_DIRECTIONS FOR THIS TASK_
Gather each line containing the string "image" from these entries.

_Collection entries_
#####
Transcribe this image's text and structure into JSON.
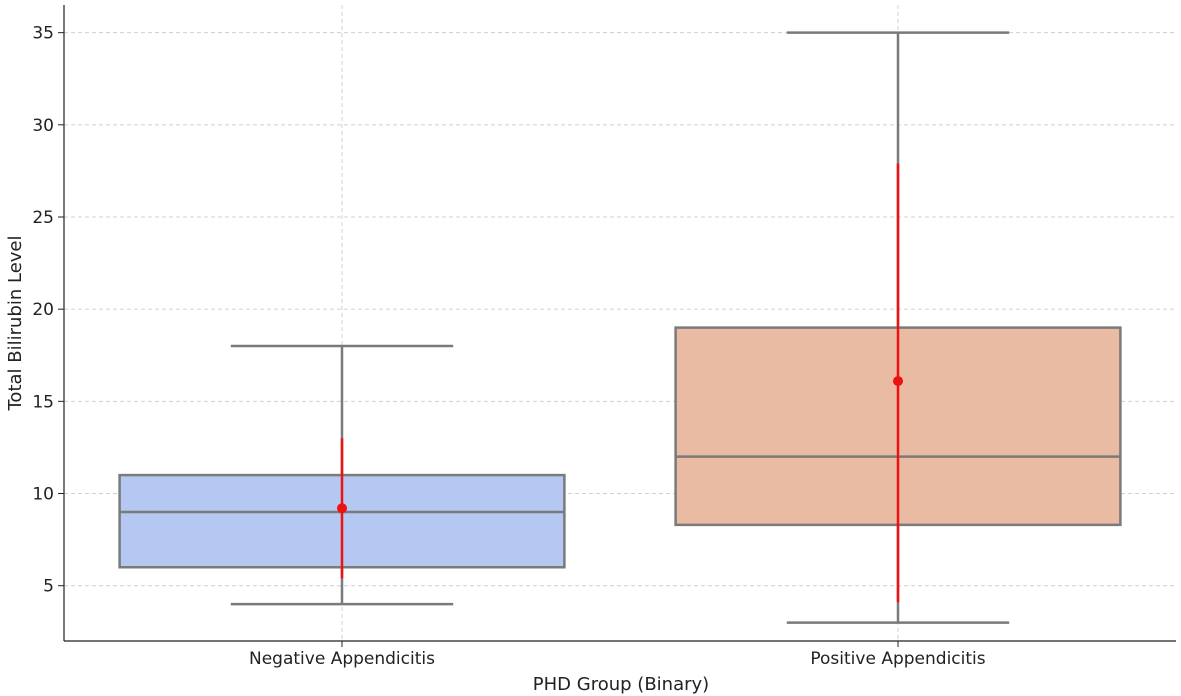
{
  "chart_data": {
    "type": "box",
    "title": "",
    "xlabel": "PHD Group (Binary)",
    "ylabel": "Total Bilirubin Level",
    "ylim": [
      2,
      36.5
    ],
    "yticks": [
      5,
      10,
      15,
      20,
      25,
      30,
      35
    ],
    "grid": true,
    "categories": [
      "Negative Appendicitis",
      "Positive Appendicitis"
    ],
    "boxes": [
      {
        "category": "Negative Appendicitis",
        "whisker_low": 4,
        "q1": 6,
        "median": 9,
        "q3": 11,
        "whisker_high": 18,
        "mean": 9.2,
        "error_low": 5.4,
        "error_high": 13,
        "color": "#b4c8f2"
      },
      {
        "category": "Positive Appendicitis",
        "whisker_low": 3,
        "q1": 8.3,
        "median": 12,
        "q3": 19,
        "whisker_high": 35,
        "mean": 16.1,
        "error_low": 4.1,
        "error_high": 27.9,
        "color": "#eabba3"
      }
    ],
    "colors": {
      "box_edge": "#7a7a7a",
      "mean_marker": "#ee1111",
      "grid": "#d0d0d0",
      "axis": "#222222"
    }
  }
}
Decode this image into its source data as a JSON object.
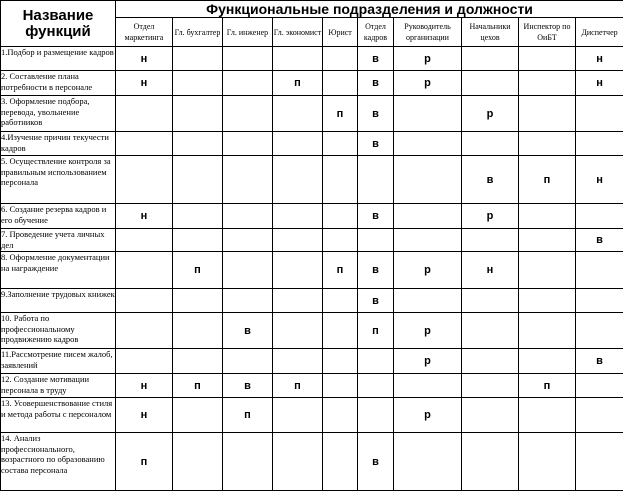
#####
_WRITTEN RESPONSE_
Transcribe this image's text and structure into JSON.
Decode this image into its source data as a JSON object.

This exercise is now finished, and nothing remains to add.